— Start TASK MATERIAL —
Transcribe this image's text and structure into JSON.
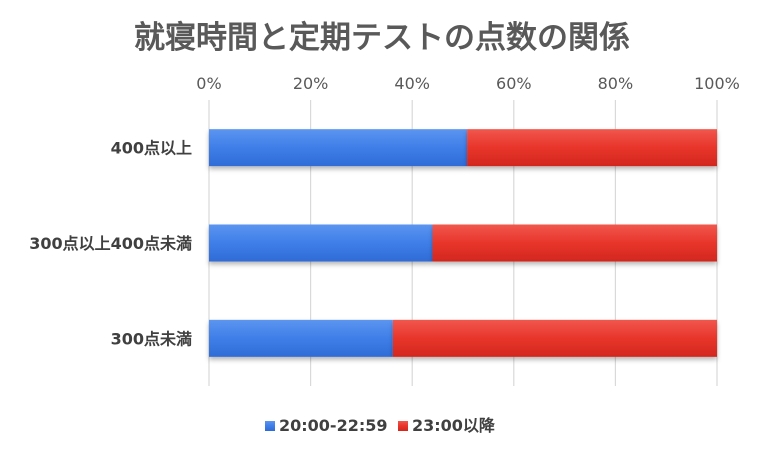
{
  "chart_data": {
    "type": "bar",
    "orientation": "horizontal",
    "stacked": "percent",
    "title": "就寝時間と定期テストの点数の関係",
    "categories": [
      "400点以上",
      "300点以上400点未満",
      "300点未満"
    ],
    "series": [
      {
        "name": "20:00-22:59",
        "values": [
          50.8,
          44.0,
          36.2
        ],
        "color": "#3f7ee8"
      },
      {
        "name": "23:00以降",
        "values": [
          49.2,
          56.0,
          63.8
        ],
        "color": "#e8352b"
      }
    ],
    "x_ticks": [
      "0%",
      "20%",
      "40%",
      "60%",
      "80%",
      "100%"
    ],
    "xlim": [
      0,
      100
    ],
    "x_axis_position": "top",
    "grid": true,
    "legend": "bottom"
  }
}
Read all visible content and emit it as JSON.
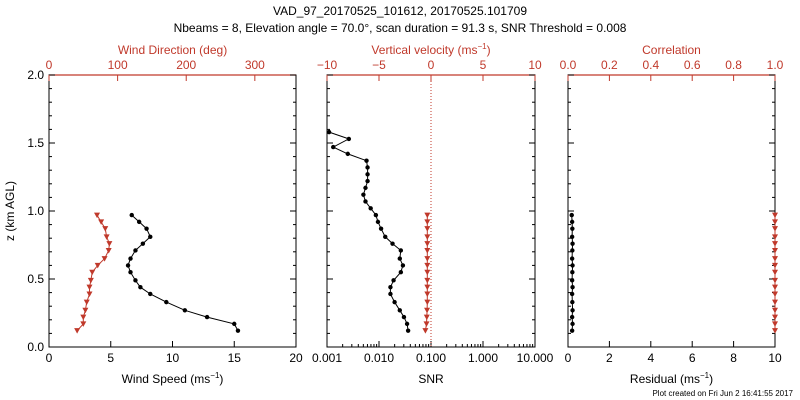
{
  "title_line1": "VAD_97_20170525_101612, 20170525.101709",
  "title_line2": "Nbeams = 8, Elevation angle = 70.0°, scan duration = 91.3 s, SNR Threshold = 0.008",
  "footer": "Plot created on Fri Jun  2 16:41:55 2017",
  "colors": {
    "black": "#000000",
    "red": "#c0392b"
  },
  "chart_data": [
    {
      "type": "line",
      "panel": "left",
      "ylabel": "z (km AGL)",
      "ylim": [
        0,
        2.0
      ],
      "yticks": [
        "0.0",
        "0.5",
        "1.0",
        "1.5",
        "2.0"
      ],
      "bottom_axis": {
        "label": "Wind Speed (ms⁻¹)",
        "range": [
          0,
          20
        ],
        "ticks": [
          "0",
          "5",
          "10",
          "15",
          "20"
        ]
      },
      "top_axis": {
        "label": "Wind Direction (deg)",
        "range": [
          0,
          360
        ],
        "ticks": [
          "0",
          "100",
          "200",
          "300"
        ]
      },
      "series": [
        {
          "name": "Wind Speed",
          "axis": "bottom",
          "color": "#000000",
          "marker": "circle",
          "points": [
            [
              15.3,
              0.12
            ],
            [
              15.0,
              0.17
            ],
            [
              12.8,
              0.22
            ],
            [
              11.0,
              0.27
            ],
            [
              9.5,
              0.33
            ],
            [
              8.2,
              0.39
            ],
            [
              7.4,
              0.44
            ],
            [
              7.0,
              0.49
            ],
            [
              6.6,
              0.55
            ],
            [
              6.4,
              0.6
            ],
            [
              6.6,
              0.65
            ],
            [
              7.0,
              0.71
            ],
            [
              7.6,
              0.76
            ],
            [
              8.2,
              0.81
            ],
            [
              7.9,
              0.87
            ],
            [
              7.3,
              0.92
            ],
            [
              6.7,
              0.97
            ]
          ]
        },
        {
          "name": "Wind Direction",
          "axis": "top",
          "color": "#c0392b",
          "marker": "triangle",
          "points": [
            [
              41,
              0.12
            ],
            [
              50,
              0.17
            ],
            [
              50,
              0.22
            ],
            [
              53,
              0.27
            ],
            [
              55,
              0.33
            ],
            [
              59,
              0.39
            ],
            [
              59,
              0.44
            ],
            [
              61,
              0.49
            ],
            [
              63,
              0.55
            ],
            [
              71,
              0.6
            ],
            [
              81,
              0.65
            ],
            [
              87,
              0.71
            ],
            [
              88,
              0.76
            ],
            [
              84,
              0.81
            ],
            [
              82,
              0.87
            ],
            [
              76,
              0.92
            ],
            [
              70,
              0.97
            ]
          ]
        }
      ]
    },
    {
      "type": "line",
      "panel": "middle",
      "ylim": [
        0,
        2.0
      ],
      "bottom_axis": {
        "label": "SNR",
        "scale": "log",
        "range": [
          0.001,
          10
        ],
        "ticks": [
          "0.001",
          "0.010",
          "0.100",
          "1.000",
          "10.000"
        ]
      },
      "top_axis": {
        "label": "Vertical velocity (ms⁻¹)",
        "range": [
          -10,
          10
        ],
        "ticks": [
          "−10",
          "−5",
          "0",
          "5",
          "10"
        ],
        "zero_line": true
      },
      "series": [
        {
          "name": "Vertical velocity",
          "axis": "top",
          "color": "#000000",
          "marker": "circle",
          "points": [
            [
              -2.2,
              0.12
            ],
            [
              -2.3,
              0.17
            ],
            [
              -2.6,
              0.22
            ],
            [
              -3.0,
              0.27
            ],
            [
              -3.5,
              0.33
            ],
            [
              -3.9,
              0.39
            ],
            [
              -3.9,
              0.44
            ],
            [
              -3.6,
              0.49
            ],
            [
              -2.9,
              0.55
            ],
            [
              -2.7,
              0.6
            ],
            [
              -3.0,
              0.65
            ],
            [
              -2.9,
              0.71
            ],
            [
              -3.7,
              0.76
            ],
            [
              -4.4,
              0.81
            ],
            [
              -4.8,
              0.87
            ],
            [
              -5.1,
              0.92
            ],
            [
              -5.3,
              0.97
            ],
            [
              -5.8,
              1.02
            ],
            [
              -6.3,
              1.07
            ],
            [
              -6.5,
              1.12
            ],
            [
              -6.3,
              1.17
            ],
            [
              -6.1,
              1.22
            ],
            [
              -6.1,
              1.27
            ],
            [
              -6.1,
              1.32
            ],
            [
              -6.2,
              1.37
            ],
            [
              -8.0,
              1.42
            ],
            [
              -9.4,
              1.47
            ],
            [
              -7.9,
              1.53
            ],
            [
              -9.8,
              1.58
            ]
          ]
        },
        {
          "name": "SNR",
          "axis": "bottom",
          "color": "#c0392b",
          "marker": "triangle",
          "points": [
            [
              0.078,
              0.12
            ],
            [
              0.082,
              0.17
            ],
            [
              0.083,
              0.22
            ],
            [
              0.084,
              0.27
            ],
            [
              0.085,
              0.33
            ],
            [
              0.085,
              0.39
            ],
            [
              0.085,
              0.44
            ],
            [
              0.085,
              0.49
            ],
            [
              0.085,
              0.55
            ],
            [
              0.085,
              0.6
            ],
            [
              0.085,
              0.65
            ],
            [
              0.085,
              0.71
            ],
            [
              0.085,
              0.76
            ],
            [
              0.085,
              0.81
            ],
            [
              0.085,
              0.87
            ],
            [
              0.085,
              0.92
            ],
            [
              0.085,
              0.97
            ]
          ]
        }
      ]
    },
    {
      "type": "line",
      "panel": "right",
      "ylim": [
        0,
        2.0
      ],
      "bottom_axis": {
        "label": "Residual (ms⁻¹)",
        "range": [
          0,
          10
        ],
        "ticks": [
          "0",
          "2",
          "4",
          "6",
          "8",
          "10"
        ]
      },
      "top_axis": {
        "label": "Correlation",
        "range": [
          0,
          1
        ],
        "ticks": [
          "0.0",
          "0.2",
          "0.4",
          "0.6",
          "0.8",
          "1.0"
        ]
      },
      "series": [
        {
          "name": "Residual",
          "axis": "bottom",
          "color": "#000000",
          "marker": "circle",
          "points": [
            [
              0.2,
              0.12
            ],
            [
              0.22,
              0.17
            ],
            [
              0.2,
              0.22
            ],
            [
              0.22,
              0.27
            ],
            [
              0.21,
              0.33
            ],
            [
              0.2,
              0.39
            ],
            [
              0.22,
              0.44
            ],
            [
              0.2,
              0.49
            ],
            [
              0.21,
              0.55
            ],
            [
              0.22,
              0.6
            ],
            [
              0.2,
              0.65
            ],
            [
              0.21,
              0.71
            ],
            [
              0.22,
              0.76
            ],
            [
              0.2,
              0.81
            ],
            [
              0.21,
              0.87
            ],
            [
              0.2,
              0.92
            ],
            [
              0.18,
              0.97
            ]
          ]
        },
        {
          "name": "Correlation",
          "axis": "top",
          "color": "#c0392b",
          "marker": "triangle",
          "points": [
            [
              1.0,
              0.12
            ],
            [
              1.0,
              0.17
            ],
            [
              1.0,
              0.22
            ],
            [
              1.0,
              0.27
            ],
            [
              1.0,
              0.33
            ],
            [
              1.0,
              0.39
            ],
            [
              1.0,
              0.44
            ],
            [
              1.0,
              0.49
            ],
            [
              1.0,
              0.55
            ],
            [
              1.0,
              0.6
            ],
            [
              1.0,
              0.65
            ],
            [
              1.0,
              0.71
            ],
            [
              1.0,
              0.76
            ],
            [
              1.0,
              0.81
            ],
            [
              1.0,
              0.87
            ],
            [
              1.0,
              0.92
            ],
            [
              1.0,
              0.97
            ]
          ]
        }
      ]
    }
  ]
}
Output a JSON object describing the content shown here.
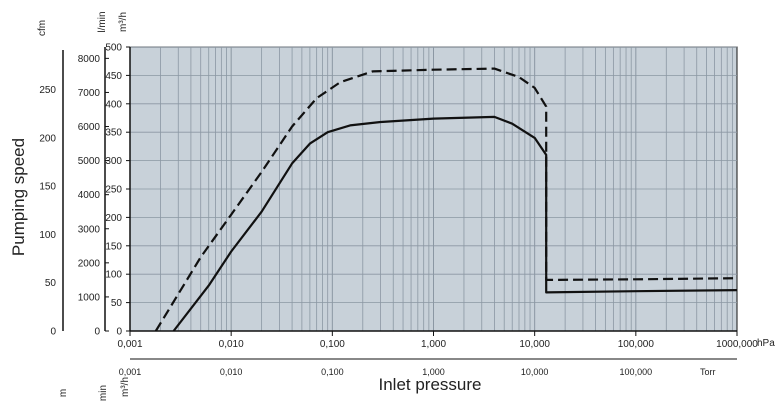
{
  "chart_data": {
    "type": "line",
    "xlabel": "Inlet pressure",
    "ylabel": "Pumping speed",
    "x_scale": "log",
    "xlim": [
      0.001,
      1000
    ],
    "ylim": [
      0,
      500
    ],
    "grid": true,
    "plot_background": "#c8d1d9",
    "grid_color": "#8b97a3",
    "units": {
      "cfm": "cfm",
      "lmin": "l/min",
      "m3h": "m³/h",
      "hpa": "hPa",
      "torr": "Torr"
    },
    "bottom_units_clipped": [
      "m",
      "min",
      "m³/h"
    ],
    "y_axes": {
      "m3h": {
        "ticks": [
          0,
          50,
          100,
          150,
          200,
          250,
          300,
          350,
          400,
          450,
          500
        ],
        "tick_labels": [
          "0",
          "50",
          "100",
          "150",
          "200",
          "250",
          "300",
          "350",
          "400",
          "450",
          "500"
        ]
      },
      "lmin": {
        "ticks": [
          0,
          1000,
          2000,
          3000,
          4000,
          5000,
          6000,
          7000,
          8000
        ],
        "tick_labels": [
          "0",
          "1000",
          "2000",
          "3000",
          "4000",
          "5000",
          "6000",
          "7000",
          "8000"
        ]
      },
      "cfm": {
        "ticks": [
          0,
          50,
          100,
          150,
          200,
          250
        ],
        "tick_labels": [
          "0",
          "50",
          "100",
          "150",
          "200",
          "250"
        ]
      }
    },
    "x_axes": {
      "hpa": {
        "ticks": [
          0.001,
          0.01,
          0.1,
          1,
          10,
          100,
          1000
        ],
        "tick_labels": [
          "0,001",
          "0,010",
          "0,100",
          "1,000",
          "10,000",
          "100,000",
          "1000,000"
        ]
      },
      "torr": {
        "ticks": [
          0.001,
          0.01,
          0.1,
          1,
          10,
          100
        ],
        "tick_labels": [
          "0,001",
          "0,010",
          "0,100",
          "1,000",
          "10,000",
          "100,000"
        ]
      }
    },
    "series": [
      {
        "style": "dashed",
        "color": "#111111",
        "x": [
          0.0018,
          0.005,
          0.01,
          0.02,
          0.04,
          0.07,
          0.12,
          0.25,
          1,
          4,
          7,
          10,
          13,
          13,
          14,
          100,
          1000
        ],
        "y": [
          0,
          130,
          205,
          280,
          360,
          410,
          438,
          457,
          460,
          462,
          447,
          428,
          395,
          90,
          90,
          91,
          93
        ]
      },
      {
        "style": "solid",
        "color": "#111111",
        "x": [
          0.0027,
          0.006,
          0.01,
          0.02,
          0.04,
          0.06,
          0.09,
          0.15,
          0.3,
          1,
          4,
          6,
          10,
          13,
          13,
          100,
          1000
        ],
        "y": [
          0,
          80,
          140,
          210,
          295,
          330,
          350,
          362,
          368,
          374,
          377,
          365,
          340,
          310,
          68,
          70,
          72
        ]
      }
    ]
  }
}
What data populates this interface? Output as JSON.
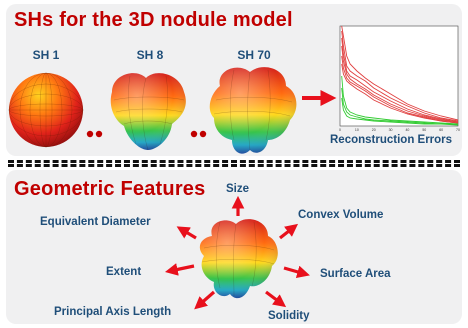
{
  "top": {
    "title": "SHs for the 3D nodule model",
    "shapes": [
      {
        "label": "SH 1"
      },
      {
        "label": "SH 8"
      },
      {
        "label": "SH 70"
      }
    ],
    "chart_caption": "Reconstruction Errors"
  },
  "bottom": {
    "title": "Geometric Features",
    "features": {
      "size": "Size",
      "equivalent_diameter": "Equivalent Diameter",
      "convex_volume": "Convex Volume",
      "extent": "Extent",
      "surface_area": "Surface Area",
      "principal_axis_length": "Principal Axis Length",
      "solidity": "Solidity"
    }
  },
  "colors": {
    "title": "#c00000",
    "label": "#1f4e79",
    "arrow": "#e8101c",
    "dots": "#c00000",
    "curve_red": "#e04040",
    "curve_green": "#33cc33"
  },
  "chart_data": {
    "type": "line",
    "title": "",
    "xlabel": "",
    "ylabel": "",
    "xlim": [
      0,
      70
    ],
    "ylim": [
      0,
      1
    ],
    "x_ticks": [
      "0",
      "10",
      "20",
      "30",
      "40",
      "50",
      "60",
      "70"
    ],
    "grid": false,
    "series": [
      {
        "color": "red",
        "x": [
          1,
          2,
          4,
          6,
          10,
          15,
          20,
          30,
          40,
          50,
          60,
          70
        ],
        "y": [
          1.0,
          0.9,
          0.7,
          0.62,
          0.55,
          0.48,
          0.42,
          0.32,
          0.22,
          0.15,
          0.1,
          0.06
        ]
      },
      {
        "color": "red",
        "x": [
          1,
          2,
          4,
          6,
          10,
          15,
          20,
          30,
          40,
          50,
          60,
          70
        ],
        "y": [
          0.95,
          0.8,
          0.6,
          0.55,
          0.5,
          0.45,
          0.38,
          0.28,
          0.2,
          0.13,
          0.08,
          0.05
        ]
      },
      {
        "color": "red",
        "x": [
          1,
          2,
          4,
          6,
          10,
          15,
          20,
          30,
          40,
          50,
          60,
          70
        ],
        "y": [
          0.88,
          0.72,
          0.55,
          0.5,
          0.46,
          0.4,
          0.34,
          0.25,
          0.17,
          0.11,
          0.07,
          0.04
        ]
      },
      {
        "color": "red",
        "x": [
          1,
          2,
          4,
          6,
          10,
          15,
          20,
          30,
          40,
          50,
          60,
          70
        ],
        "y": [
          0.8,
          0.65,
          0.52,
          0.47,
          0.42,
          0.37,
          0.31,
          0.22,
          0.15,
          0.1,
          0.06,
          0.04
        ]
      },
      {
        "color": "red",
        "x": [
          1,
          2,
          4,
          6,
          10,
          15,
          20,
          30,
          40,
          50,
          60,
          70
        ],
        "y": [
          0.7,
          0.58,
          0.48,
          0.44,
          0.4,
          0.35,
          0.29,
          0.2,
          0.13,
          0.09,
          0.05,
          0.03
        ]
      },
      {
        "color": "red",
        "x": [
          1,
          2,
          4,
          6,
          10,
          15,
          20,
          30,
          40,
          50,
          60,
          70
        ],
        "y": [
          0.62,
          0.52,
          0.45,
          0.42,
          0.37,
          0.32,
          0.26,
          0.18,
          0.12,
          0.08,
          0.05,
          0.03
        ]
      },
      {
        "color": "green",
        "x": [
          1,
          2,
          4,
          6,
          10,
          15,
          20,
          30,
          40,
          50,
          60,
          70
        ],
        "y": [
          0.5,
          0.3,
          0.18,
          0.14,
          0.11,
          0.09,
          0.08,
          0.06,
          0.05,
          0.04,
          0.03,
          0.02
        ]
      },
      {
        "color": "green",
        "x": [
          1,
          2,
          4,
          6,
          10,
          15,
          20,
          30,
          40,
          50,
          60,
          70
        ],
        "y": [
          0.38,
          0.22,
          0.14,
          0.11,
          0.09,
          0.07,
          0.06,
          0.05,
          0.04,
          0.03,
          0.02,
          0.02
        ]
      },
      {
        "color": "green",
        "x": [
          1,
          2,
          4,
          6,
          10,
          15,
          20,
          30,
          40,
          50,
          60,
          70
        ],
        "y": [
          0.28,
          0.16,
          0.1,
          0.08,
          0.07,
          0.06,
          0.05,
          0.04,
          0.03,
          0.02,
          0.02,
          0.01
        ]
      }
    ]
  }
}
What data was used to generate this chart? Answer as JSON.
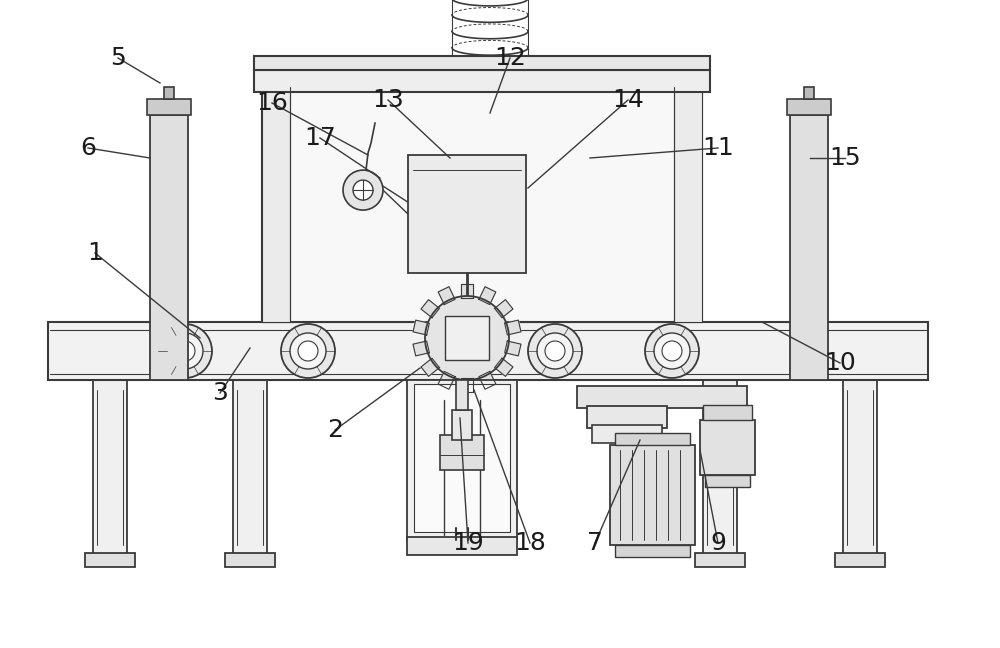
— End TASK MATERIAL —
:: AIM OF THE EXERCISE ::
Return only those lines of the records that contain the string "JSON".

:: ANSWER FOR THIS EXERCISE ::
Transcribe this image's text and structure into JSON.
Read all visible content and emit it as JSON.
Output a JSON object describing the content shown here.
What data populates this interface? Output as JSON.
What data was used to generate this chart? Answer as JSON.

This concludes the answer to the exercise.